Bahnhofvorgebäude 2020 (Quelle: Maxi Fücker)
Bahnhofvorgebäude 2020

Cosmic Dawn e.V. – Neue Untermieter

Eine größere Veränderung gab es 2014, als Cosmic Dawn e.V. sich in die Räumlichkeiten der ehemaligen Mitropa-Gaststätte einmietete. Der Cosmic Dawn e.V. war in jenem Jahr als ehrenamtlicher Kulturverein mit dem Ziel gegründet worden, „frischen Wind in die Jenaer Livemusikszene“ zu bringen (E-Mail-Interview mit einem Mitglied). Zuvor war der Verein im „Black Nights“, einer Rock- und Metalkneipe in Jena, beheimatet. Nach der Einmietung im Kulturbahnhof renovierten die Vereinsmitglieder die neuen Räumlichkeiten in Eigenarbeit. Am Ende schufen sie einen Club mit Platz für 200 Gäste. Auf der Bühne waren inzwischen zahlreiche Musiker*innen zu Gast, unter anderem ehemalige Mitglieder von Bands wie Deep Purple, Black Sabbath und Nazareth. Eine der Besonderheiten des Clubs besteht in der Nähe des Publikums zu den Musiker*innen, denn der Weg zur Bühne führt durch das Publikum. Und im Anschluss an ihren Auftritt verweilen die meisten Bandmitglieder an der Bar. Der Verein plante 2020 eine neue Veranstaltungsreihe „Retrogarde“, bei der Retro- & Avantgardebands aufeinandertreffen sollen. Seit 01.01.2020 wird die ehrenamtliche Arbeit des Vereins durch eine hauptamtliche Stelle unterstützt, um das Angebot des Vereins weiter auszubauen.

» **MATERIAL ERKUNDEN**
1. Fass den Text über den Verein Cosmic Dawn in zwei Sätzen zusammen.
2. Stimmen diese Aussagen mit dem Text über den Verein Cosmic Dawn überein? Antworte jeweils mit Ja oder Nein und zitiere die Worte aus dem Text, die den Ausschlag geben. (a) Bevor der Verein in den Kulturbahnhof zog, war er im „Black Nights“ zu Hause. (b) Der Club bietet Platz für 500 Gäste. (c) Nach ihrem Auftritt bleiben die meisten Bandmitglieder an der Bar.

[Daten zur Analyse des Seitenlayouts]
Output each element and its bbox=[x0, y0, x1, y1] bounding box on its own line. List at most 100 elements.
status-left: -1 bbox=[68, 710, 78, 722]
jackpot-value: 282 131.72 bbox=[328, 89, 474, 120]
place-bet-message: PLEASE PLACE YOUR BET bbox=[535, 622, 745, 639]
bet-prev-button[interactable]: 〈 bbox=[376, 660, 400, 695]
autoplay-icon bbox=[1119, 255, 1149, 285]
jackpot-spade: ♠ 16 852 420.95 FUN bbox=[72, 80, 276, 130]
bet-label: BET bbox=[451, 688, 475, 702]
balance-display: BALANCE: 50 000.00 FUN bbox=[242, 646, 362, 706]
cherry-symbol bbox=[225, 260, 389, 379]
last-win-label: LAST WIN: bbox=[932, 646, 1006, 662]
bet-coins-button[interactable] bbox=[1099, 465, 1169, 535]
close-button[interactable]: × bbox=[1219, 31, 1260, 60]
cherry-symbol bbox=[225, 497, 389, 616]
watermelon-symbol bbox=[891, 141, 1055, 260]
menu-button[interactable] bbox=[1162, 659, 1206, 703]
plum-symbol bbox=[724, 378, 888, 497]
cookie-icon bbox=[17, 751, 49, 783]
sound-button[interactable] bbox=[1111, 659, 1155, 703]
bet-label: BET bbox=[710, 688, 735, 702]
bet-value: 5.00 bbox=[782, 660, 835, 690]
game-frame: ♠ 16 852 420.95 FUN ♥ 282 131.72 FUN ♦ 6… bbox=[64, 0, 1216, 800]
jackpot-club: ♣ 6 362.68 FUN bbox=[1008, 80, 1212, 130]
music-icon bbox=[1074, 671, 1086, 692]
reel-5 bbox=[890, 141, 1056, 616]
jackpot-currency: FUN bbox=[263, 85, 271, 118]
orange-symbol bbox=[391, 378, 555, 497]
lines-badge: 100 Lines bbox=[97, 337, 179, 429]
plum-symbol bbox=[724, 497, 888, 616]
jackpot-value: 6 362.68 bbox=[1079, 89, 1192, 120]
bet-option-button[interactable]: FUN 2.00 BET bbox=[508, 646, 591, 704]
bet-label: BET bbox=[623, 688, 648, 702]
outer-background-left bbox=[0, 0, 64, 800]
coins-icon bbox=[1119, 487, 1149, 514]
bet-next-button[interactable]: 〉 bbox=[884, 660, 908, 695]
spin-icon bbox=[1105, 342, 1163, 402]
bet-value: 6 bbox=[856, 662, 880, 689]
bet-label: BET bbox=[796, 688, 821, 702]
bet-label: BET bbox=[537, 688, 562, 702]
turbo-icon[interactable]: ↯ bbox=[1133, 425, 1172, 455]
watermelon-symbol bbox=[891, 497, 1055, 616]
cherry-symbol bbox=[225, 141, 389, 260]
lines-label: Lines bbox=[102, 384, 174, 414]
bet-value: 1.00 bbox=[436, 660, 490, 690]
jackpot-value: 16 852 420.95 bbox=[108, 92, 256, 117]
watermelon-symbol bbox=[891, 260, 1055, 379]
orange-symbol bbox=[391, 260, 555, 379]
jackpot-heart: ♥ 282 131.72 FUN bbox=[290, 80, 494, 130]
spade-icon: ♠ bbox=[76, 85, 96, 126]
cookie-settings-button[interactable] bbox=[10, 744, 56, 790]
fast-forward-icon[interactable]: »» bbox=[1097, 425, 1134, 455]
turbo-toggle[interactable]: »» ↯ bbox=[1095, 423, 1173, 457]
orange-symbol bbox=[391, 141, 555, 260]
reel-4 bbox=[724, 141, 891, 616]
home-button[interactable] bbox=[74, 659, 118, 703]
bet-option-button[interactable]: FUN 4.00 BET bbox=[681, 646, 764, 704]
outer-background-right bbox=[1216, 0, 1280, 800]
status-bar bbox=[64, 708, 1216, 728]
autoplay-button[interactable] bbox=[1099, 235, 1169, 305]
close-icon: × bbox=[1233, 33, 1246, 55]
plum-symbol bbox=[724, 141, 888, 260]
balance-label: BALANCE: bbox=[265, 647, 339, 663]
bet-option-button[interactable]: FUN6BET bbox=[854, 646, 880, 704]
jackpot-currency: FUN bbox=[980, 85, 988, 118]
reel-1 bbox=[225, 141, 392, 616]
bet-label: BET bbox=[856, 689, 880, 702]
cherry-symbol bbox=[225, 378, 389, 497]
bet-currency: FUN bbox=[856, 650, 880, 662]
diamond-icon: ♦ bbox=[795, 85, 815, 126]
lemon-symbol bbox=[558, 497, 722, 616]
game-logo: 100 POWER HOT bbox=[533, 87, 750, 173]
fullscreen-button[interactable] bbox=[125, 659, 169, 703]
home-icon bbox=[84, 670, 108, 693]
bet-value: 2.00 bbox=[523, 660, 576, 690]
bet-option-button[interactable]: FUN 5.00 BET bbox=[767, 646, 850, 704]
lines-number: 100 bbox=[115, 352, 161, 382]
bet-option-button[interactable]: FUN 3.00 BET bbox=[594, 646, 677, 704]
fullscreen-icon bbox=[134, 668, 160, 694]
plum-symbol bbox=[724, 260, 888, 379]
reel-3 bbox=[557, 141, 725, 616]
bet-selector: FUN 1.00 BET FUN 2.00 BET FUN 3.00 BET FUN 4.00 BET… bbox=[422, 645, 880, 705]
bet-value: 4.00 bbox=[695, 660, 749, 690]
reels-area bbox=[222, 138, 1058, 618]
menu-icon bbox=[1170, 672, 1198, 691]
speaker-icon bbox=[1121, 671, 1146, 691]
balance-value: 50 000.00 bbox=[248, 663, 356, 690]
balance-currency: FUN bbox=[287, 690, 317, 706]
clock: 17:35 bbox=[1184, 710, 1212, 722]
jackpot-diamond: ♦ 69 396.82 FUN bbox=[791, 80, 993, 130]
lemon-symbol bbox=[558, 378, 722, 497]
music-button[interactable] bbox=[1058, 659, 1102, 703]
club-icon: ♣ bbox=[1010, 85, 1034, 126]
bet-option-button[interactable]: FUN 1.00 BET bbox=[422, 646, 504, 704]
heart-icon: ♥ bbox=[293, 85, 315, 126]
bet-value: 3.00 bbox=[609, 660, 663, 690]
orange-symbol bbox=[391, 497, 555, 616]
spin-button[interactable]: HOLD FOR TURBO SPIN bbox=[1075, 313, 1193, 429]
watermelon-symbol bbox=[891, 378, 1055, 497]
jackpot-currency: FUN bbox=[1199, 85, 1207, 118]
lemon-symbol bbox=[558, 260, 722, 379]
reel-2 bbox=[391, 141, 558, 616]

» **LÖSUNGEN ZUR ÜBUNG**
1. Der 2014 gegründete Kulturverein Cosmic Dawn e.V. mietete sich im selben Jahr in die Räume der früheren Mitropa-Gaststätte ein. Dort baute er in Eigenarbeit einen Club für 200 Gäste auf, in dem schon zahlreiche Musiker*innen aufgetreten sind.

2.
(a) Ja: »Zuvor war der Verein im „Black Nights“, einer Rock- und Metalkneipe in Jena, beheimatet.«
(b) Nein: »Am Ende schufen sie einen Club mit Platz für 200 Gäste.«
(c) Ja: »Und im Anschluss an ihren Auftritt verweilen die meisten Bandmitglieder an der Bar.«